### WHAT IS BEING ASKED
Quote every line below exactly as it reads.
===== MATERIAL FOR THIS TASK =====
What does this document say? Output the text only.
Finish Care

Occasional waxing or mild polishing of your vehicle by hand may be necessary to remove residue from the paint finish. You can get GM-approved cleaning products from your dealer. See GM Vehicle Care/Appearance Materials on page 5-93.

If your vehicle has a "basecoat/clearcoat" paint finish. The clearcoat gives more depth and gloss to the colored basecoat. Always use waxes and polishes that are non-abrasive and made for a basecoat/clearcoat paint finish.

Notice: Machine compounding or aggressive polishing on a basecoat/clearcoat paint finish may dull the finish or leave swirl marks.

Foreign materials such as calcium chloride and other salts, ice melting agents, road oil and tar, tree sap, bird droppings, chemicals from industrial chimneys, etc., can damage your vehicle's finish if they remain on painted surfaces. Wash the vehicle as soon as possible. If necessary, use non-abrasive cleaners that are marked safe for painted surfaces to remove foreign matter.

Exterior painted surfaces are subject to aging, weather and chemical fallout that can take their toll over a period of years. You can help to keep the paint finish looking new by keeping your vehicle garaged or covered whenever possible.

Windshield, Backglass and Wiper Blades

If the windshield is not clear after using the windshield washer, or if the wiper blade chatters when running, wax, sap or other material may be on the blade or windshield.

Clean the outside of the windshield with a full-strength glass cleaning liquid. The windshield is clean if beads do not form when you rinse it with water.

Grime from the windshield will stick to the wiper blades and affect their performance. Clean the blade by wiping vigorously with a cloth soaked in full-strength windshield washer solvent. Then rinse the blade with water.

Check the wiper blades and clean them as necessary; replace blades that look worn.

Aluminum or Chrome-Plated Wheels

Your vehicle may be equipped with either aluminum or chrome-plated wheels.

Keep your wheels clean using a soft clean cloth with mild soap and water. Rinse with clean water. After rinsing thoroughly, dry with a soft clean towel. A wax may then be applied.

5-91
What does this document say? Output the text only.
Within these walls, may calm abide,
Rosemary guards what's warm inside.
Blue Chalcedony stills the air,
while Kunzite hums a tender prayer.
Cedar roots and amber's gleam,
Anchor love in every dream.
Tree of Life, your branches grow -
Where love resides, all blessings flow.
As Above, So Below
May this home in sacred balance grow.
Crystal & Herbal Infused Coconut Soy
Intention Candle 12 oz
=====
### ANSWER FOR THE TASK
What does this document say? Output the text only.
Finish Care

Occasional waxing or mild polishing of your vehicle by hand may be necessary to remove residue from the paint finish. You can get GM-approved cleaning products from your dealer. See GM Vehicle Care/Appearance Materials on page 5-93.

If your vehicle has a "basecoat/clearcoat" paint finish. The clearcoat gives more depth and gloss to the colored basecoat. Always use waxes and polishes that are non-abrasive and made for a basecoat/clearcoat paint finish.

Notice: Machine compounding or aggressive polishing on a basecoat/clearcoat paint finish may dull the finish or leave swirl marks.

Foreign materials such as calcium chloride and other salts, ice melting agents, road oil and tar, tree sap, bird droppings, chemicals from industrial chimneys, etc., can damage your vehicle's finish if they remain on painted surfaces. Wash the vehicle as soon as possible. If necessary, use non-abrasive cleaners that are marked safe for painted surfaces to remove foreign matter.

Exterior painted surfaces are subject to aging, weather and chemical fallout that can take their toll over a period of years. You can help to keep the paint finish looking new by keeping your vehicle garaged or covered whenever possible.

Windshield, Backglass and Wiper Blades

If the windshield is not clear after using the windshield washer, or if the wiper blade chatters when running, wax, sap or other material may be on the blade or windshield.

Clean the outside of the windshield with a full-strength glass cleaning liquid. The windshield is clean if beads do not form when you rinse it with water.

Grime from the windshield will stick to the wiper blades and affect their performance. Clean the blade by wiping vigorously with a cloth soaked in full-strength windshield washer solvent. Then rinse the blade with water.

Check the wiper blades and clean them as necessary; replace blades that look worn.

Aluminum or Chrome-Plated Wheels

Your vehicle may be equipped with either aluminum or chrome-plated wheels.

Keep your wheels clean using a soft clean cloth with mild soap and water. Rinse with clean water. After rinsing thoroughly, dry with a soft clean towel. A wax may then be applied.

5-91
What does this document say? Output the text only.
Within these walls, may calm abide,
Rosemary guards what's warm inside.
Blue Chalcedony stills the air,
while Kunzite hums a tender prayer.
Cedar roots and amber's gleam,
Anchor love in every dream.
Tree of Life, your branches grow -
Where love resides, all blessings flow.
As Above, So Below
May this home in sacred balance grow.
Crystal & Herbal Infused Coconut Soy
Intention Candle 12 oz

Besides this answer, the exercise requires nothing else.